# TEXTE FOURNI:
☆ ☆ ☆ ☆ ☆ ☆ ☆
La future loi des finances sonne la fin de la diète budgétaire pour l’environnement. Après plusieurs années de baisse, le budget du ministère de la transition écologique et solidaire est revu à la hausse, passant de 9,9 milliards d’euros en 2017 à 10,4 milliards pour 2018 (+ 3,9 %), au titre de la mission « écologie, développement et mobilités durables », selon le projet de loi présenté en conseil des ministres mercredi 27 septembre. Il voit en revanche ses effectifs revus à la baisse, avec une perte de 1 274 emplois d’Etat et d’opérateurs, conformément à la demande d’Emmanuel Macron de réduire les personnels.

Avec ce nouveau budget, le gouvernement veut « accélérer » la transition énergétique et la lutte contre le changement climatique. Les objectifs restent ceux annoncés dans le plan climat présenté par Nicolas Hulot le 6 juillet. Il s’agit de diviser par deux le nombre de logements qui sont des « passoires thermiques », de remplacer 500 000 véhicules polluants, de développer les transports durables et d’augmenter de 70 % la production des énergies renouvelables, le tout d’ici à la fin du quinquennat. Les trajectoires et surtout les moyens financiers en sont détaillés.

A ce titre, le soutien à l’éolien, au solaire, à la géothermie et à la biomasse, qui s’élevait à 5,7 milliards d’euros en 2017, passera à 5,5 milliards en 2018 – compte tenu de la baisse du coût de l’énergie cette année –, avant d’être progressivement augmenté pour atteindre 6,5 milliards en 2020.

Conversion des véhicules les plus polluants

Dans un effort de « solidarité », le budget généralise également, à partir de 2018, le « chèque énergie » expérimenté cette année pour aider les ménages les plus modestes en situation de précarité énergétique. Il bénéficiera à 4 millions de foyers en 2018, avec un montant annuel de 150 euros, qui sera ensuite revalorisé à 200 euros en 2019.
☆ ☆ ☆ ☆ ☆ ☆ ☆
# CONSIGNE À SUIVRE:
Prolongez le texte sur le budget 2018 du ministère de la transition écologique et solidaire en reprenant juste après sa dernière phrase. Le matériel ci-dessous provient d'une autre source.

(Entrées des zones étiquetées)
☆ ☆ ☆ ☆ ☆ ☆ ☆
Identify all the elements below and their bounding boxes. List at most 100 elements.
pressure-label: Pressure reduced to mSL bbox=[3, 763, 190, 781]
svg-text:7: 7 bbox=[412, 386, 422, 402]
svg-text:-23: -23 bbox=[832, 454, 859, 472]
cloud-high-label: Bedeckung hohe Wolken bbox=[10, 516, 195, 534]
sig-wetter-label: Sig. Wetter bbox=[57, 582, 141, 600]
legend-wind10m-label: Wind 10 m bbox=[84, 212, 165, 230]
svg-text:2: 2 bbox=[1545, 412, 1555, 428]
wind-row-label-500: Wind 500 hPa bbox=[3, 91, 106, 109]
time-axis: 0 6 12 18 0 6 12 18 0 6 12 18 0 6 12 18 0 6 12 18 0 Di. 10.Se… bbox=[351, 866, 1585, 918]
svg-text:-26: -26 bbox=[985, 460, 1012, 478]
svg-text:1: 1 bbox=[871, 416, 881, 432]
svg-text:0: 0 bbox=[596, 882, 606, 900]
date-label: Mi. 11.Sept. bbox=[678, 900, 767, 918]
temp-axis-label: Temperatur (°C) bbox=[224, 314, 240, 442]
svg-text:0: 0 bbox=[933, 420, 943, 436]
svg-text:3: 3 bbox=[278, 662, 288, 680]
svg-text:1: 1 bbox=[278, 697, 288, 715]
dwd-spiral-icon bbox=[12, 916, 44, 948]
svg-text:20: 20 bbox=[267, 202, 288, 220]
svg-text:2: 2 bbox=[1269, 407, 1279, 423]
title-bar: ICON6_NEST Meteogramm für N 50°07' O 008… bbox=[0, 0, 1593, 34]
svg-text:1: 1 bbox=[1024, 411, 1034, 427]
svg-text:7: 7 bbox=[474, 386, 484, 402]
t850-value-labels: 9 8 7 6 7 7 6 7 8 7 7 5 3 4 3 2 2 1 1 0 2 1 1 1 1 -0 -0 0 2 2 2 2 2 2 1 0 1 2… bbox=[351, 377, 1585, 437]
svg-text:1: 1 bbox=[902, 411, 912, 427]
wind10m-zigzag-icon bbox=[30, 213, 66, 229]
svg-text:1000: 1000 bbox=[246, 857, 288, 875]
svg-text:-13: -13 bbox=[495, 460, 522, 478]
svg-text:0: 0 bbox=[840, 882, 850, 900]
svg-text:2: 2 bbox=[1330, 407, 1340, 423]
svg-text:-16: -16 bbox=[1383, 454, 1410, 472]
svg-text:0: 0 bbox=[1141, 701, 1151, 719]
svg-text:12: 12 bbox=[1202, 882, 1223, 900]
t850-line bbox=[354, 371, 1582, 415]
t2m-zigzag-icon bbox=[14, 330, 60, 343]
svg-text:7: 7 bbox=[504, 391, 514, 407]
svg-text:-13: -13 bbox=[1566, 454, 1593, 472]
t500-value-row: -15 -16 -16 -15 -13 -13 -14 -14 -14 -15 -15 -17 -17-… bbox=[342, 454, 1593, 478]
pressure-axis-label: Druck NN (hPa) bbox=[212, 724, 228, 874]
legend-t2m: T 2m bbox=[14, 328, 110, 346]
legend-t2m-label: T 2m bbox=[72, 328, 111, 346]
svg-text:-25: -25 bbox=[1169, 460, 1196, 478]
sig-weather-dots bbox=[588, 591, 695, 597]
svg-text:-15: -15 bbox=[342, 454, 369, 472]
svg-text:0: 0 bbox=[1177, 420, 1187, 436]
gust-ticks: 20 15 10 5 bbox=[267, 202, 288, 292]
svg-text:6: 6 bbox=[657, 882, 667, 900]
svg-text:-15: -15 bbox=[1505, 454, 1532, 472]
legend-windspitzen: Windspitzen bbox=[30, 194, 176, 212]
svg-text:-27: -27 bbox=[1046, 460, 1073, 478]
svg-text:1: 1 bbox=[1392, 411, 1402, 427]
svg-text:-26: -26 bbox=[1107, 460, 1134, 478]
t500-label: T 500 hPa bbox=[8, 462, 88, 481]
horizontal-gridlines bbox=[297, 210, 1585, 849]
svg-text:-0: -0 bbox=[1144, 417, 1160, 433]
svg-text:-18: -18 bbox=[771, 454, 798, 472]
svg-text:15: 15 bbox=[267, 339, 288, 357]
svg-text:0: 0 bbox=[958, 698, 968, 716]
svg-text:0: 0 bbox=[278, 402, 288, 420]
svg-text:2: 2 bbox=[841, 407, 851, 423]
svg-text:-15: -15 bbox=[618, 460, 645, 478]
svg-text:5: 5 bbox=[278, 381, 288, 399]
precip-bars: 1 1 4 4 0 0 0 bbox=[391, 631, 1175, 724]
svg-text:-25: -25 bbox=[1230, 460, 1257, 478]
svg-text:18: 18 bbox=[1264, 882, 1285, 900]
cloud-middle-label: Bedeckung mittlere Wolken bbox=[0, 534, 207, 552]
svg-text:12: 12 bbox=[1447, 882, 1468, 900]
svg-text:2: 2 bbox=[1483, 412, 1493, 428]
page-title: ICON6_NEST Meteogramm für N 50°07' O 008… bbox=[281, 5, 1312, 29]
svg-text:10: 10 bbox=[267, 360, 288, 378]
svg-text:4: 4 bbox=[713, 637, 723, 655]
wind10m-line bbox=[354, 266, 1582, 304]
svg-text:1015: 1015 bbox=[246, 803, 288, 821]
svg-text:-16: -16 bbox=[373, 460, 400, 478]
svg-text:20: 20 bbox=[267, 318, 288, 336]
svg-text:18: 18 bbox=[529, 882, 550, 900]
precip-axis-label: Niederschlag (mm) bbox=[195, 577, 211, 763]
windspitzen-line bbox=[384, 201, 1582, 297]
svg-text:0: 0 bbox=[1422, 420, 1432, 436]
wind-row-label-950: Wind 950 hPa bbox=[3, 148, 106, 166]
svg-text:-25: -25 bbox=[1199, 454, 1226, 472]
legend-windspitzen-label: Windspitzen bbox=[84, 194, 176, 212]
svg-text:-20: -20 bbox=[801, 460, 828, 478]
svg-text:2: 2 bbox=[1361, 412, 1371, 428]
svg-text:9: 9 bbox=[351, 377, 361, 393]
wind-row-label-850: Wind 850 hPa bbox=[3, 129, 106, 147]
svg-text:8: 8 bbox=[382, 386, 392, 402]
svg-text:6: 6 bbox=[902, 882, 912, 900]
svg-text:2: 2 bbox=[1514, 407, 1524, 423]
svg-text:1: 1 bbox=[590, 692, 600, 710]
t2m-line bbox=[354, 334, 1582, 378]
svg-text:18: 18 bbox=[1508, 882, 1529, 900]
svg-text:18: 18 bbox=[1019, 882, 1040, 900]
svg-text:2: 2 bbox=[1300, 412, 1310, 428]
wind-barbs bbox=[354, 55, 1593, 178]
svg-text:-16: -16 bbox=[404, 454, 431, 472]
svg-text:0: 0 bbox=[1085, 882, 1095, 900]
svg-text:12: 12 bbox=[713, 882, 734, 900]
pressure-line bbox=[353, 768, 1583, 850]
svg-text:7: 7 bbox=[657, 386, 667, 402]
☆ ☆ ☆ ☆ ☆ ☆ ☆
# RÉSULTAT OBTENU:
« C’est un bon signe que ce chèque soit confirmé, mais il reste totalement insuffisant quand on sait que les ménages dépensent en moyenne 1 700 euros par an pour se chauffer. Nous demandions une aide de 600 euros, rappelle Anne Bringault, en charge des questions de transition énergétique à l’association Réseau action climat et au CLER-Réseau pour la transition énergétique. Par ailleurs, le rythme prévu de rénovation de 75 000 logements par an est trop lent, alors que l’on compte 2,5 millions de passoires thermiques. »

La prime à la conversion des véhicules les plus polluants va être étendue : elle sera accordée à l’ensemble des Français (à hauteur de 1 000 euros) et sera doublée pour les ménages non imposables (de 1 000 à 2 000 euros). Ils pourront ainsi mettre au rebut les véhicules diesel les plus anciens (immatriculés avant 2001) mais aussi, dorénavant, ceux à essence (avant 1997) pour les remplacer par un autre plus propre, neuf ou même d’occasion – à condition d’émettre moins de 130 grammes de CO2 par km. Jusqu’à présent, seul l’achat de voitures neuves bénéficiait d’un coup de pouce.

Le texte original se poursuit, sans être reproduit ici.